EXERCISE:
Every line below that holds the string "image" should be copied out.

DATA SHOWN:
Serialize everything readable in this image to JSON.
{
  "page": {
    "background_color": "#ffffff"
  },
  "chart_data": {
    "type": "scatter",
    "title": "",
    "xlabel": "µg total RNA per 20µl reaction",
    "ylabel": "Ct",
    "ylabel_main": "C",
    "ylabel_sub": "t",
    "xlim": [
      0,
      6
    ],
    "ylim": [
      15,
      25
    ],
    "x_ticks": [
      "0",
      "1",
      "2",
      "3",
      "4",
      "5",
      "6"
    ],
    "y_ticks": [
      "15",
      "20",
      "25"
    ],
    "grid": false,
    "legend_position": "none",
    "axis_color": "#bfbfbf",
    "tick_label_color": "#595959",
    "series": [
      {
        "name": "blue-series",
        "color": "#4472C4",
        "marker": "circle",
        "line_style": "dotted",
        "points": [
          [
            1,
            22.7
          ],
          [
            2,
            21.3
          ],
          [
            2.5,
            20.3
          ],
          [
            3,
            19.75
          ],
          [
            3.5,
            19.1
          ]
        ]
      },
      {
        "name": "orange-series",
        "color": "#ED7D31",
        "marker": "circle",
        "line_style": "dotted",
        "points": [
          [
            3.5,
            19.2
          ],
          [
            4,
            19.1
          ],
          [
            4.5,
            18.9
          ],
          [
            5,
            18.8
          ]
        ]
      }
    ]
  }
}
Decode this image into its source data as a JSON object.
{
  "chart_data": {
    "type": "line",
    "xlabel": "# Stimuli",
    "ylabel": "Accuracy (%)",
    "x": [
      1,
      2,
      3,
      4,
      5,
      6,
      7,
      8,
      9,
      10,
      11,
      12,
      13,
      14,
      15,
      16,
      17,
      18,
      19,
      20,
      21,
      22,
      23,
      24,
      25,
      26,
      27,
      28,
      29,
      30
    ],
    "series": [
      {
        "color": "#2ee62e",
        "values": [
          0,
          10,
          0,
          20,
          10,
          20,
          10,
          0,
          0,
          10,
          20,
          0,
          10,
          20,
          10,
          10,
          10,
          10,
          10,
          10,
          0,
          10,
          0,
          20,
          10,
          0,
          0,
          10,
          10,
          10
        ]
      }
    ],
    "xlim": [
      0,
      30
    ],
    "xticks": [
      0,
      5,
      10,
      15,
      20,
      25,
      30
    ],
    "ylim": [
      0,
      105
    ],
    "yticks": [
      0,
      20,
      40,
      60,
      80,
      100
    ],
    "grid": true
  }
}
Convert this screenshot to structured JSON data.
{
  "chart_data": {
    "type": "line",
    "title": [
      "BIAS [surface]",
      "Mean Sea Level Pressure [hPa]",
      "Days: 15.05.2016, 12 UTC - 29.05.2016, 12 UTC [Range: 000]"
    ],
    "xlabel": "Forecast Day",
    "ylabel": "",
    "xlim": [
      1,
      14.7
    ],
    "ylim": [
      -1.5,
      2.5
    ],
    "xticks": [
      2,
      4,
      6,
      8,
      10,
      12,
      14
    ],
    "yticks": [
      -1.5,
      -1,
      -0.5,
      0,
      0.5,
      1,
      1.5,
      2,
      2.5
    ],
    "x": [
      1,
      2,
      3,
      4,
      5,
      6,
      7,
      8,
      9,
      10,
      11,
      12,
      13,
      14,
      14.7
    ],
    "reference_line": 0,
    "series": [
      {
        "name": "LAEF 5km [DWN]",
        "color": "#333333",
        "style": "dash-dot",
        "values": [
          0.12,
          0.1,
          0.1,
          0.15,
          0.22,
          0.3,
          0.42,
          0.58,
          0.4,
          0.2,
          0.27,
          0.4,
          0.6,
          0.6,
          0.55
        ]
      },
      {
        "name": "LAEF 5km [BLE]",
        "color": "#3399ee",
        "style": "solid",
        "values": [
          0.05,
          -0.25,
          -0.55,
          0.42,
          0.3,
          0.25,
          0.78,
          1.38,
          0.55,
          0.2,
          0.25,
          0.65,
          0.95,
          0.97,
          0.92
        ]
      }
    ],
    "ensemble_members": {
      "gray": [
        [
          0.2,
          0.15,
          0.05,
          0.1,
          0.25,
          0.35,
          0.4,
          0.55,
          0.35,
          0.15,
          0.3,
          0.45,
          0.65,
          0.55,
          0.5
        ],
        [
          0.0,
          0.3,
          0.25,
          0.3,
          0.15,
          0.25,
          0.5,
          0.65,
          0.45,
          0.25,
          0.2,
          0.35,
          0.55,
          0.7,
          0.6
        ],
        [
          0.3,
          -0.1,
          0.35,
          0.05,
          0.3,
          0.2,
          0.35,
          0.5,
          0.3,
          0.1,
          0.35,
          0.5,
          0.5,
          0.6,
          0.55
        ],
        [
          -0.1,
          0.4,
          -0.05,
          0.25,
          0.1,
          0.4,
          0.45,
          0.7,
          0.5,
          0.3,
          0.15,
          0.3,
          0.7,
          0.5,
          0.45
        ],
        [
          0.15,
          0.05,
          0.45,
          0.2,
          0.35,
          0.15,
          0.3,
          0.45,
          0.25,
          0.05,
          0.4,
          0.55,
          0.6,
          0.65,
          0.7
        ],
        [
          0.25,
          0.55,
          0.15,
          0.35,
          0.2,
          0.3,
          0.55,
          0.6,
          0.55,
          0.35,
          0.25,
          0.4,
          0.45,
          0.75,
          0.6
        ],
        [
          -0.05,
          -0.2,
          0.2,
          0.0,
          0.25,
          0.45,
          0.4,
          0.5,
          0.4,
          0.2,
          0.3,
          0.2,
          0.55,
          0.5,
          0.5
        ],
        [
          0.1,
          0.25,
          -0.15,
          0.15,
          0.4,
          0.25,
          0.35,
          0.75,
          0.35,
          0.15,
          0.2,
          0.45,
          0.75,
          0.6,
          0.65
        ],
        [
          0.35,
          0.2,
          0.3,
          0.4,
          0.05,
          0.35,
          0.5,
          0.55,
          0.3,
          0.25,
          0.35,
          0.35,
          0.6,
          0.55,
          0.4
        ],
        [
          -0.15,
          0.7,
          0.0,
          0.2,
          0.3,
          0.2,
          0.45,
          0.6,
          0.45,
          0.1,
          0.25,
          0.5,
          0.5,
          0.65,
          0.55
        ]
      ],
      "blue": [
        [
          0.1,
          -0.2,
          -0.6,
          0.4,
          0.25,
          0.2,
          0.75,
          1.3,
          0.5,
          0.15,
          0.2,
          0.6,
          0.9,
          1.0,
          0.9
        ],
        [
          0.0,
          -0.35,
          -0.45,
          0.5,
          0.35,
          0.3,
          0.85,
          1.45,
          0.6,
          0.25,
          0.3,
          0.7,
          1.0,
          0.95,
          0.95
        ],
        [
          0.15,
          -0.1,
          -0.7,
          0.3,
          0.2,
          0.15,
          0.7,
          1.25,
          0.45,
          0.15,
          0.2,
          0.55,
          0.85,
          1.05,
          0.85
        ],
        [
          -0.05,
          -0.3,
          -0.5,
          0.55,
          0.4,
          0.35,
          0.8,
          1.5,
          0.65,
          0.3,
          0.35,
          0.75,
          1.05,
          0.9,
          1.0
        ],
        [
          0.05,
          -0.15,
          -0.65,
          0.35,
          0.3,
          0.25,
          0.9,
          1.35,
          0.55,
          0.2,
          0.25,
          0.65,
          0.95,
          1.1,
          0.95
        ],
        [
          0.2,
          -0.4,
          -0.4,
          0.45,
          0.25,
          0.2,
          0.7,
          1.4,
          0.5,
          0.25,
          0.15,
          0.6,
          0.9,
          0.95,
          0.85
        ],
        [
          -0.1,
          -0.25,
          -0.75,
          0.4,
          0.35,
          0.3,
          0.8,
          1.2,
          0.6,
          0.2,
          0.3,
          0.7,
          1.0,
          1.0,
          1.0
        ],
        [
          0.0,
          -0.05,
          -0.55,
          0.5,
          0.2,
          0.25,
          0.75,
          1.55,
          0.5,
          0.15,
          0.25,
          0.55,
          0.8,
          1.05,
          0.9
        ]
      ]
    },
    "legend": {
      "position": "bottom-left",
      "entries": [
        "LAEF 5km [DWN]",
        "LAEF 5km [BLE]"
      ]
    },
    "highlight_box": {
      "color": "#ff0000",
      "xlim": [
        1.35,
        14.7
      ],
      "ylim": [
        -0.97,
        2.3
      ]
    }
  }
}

SOLUTION FOR THIS TASK:
Serialize everything readable in this image to JSON.
Decode this image into its source data as a JSON object.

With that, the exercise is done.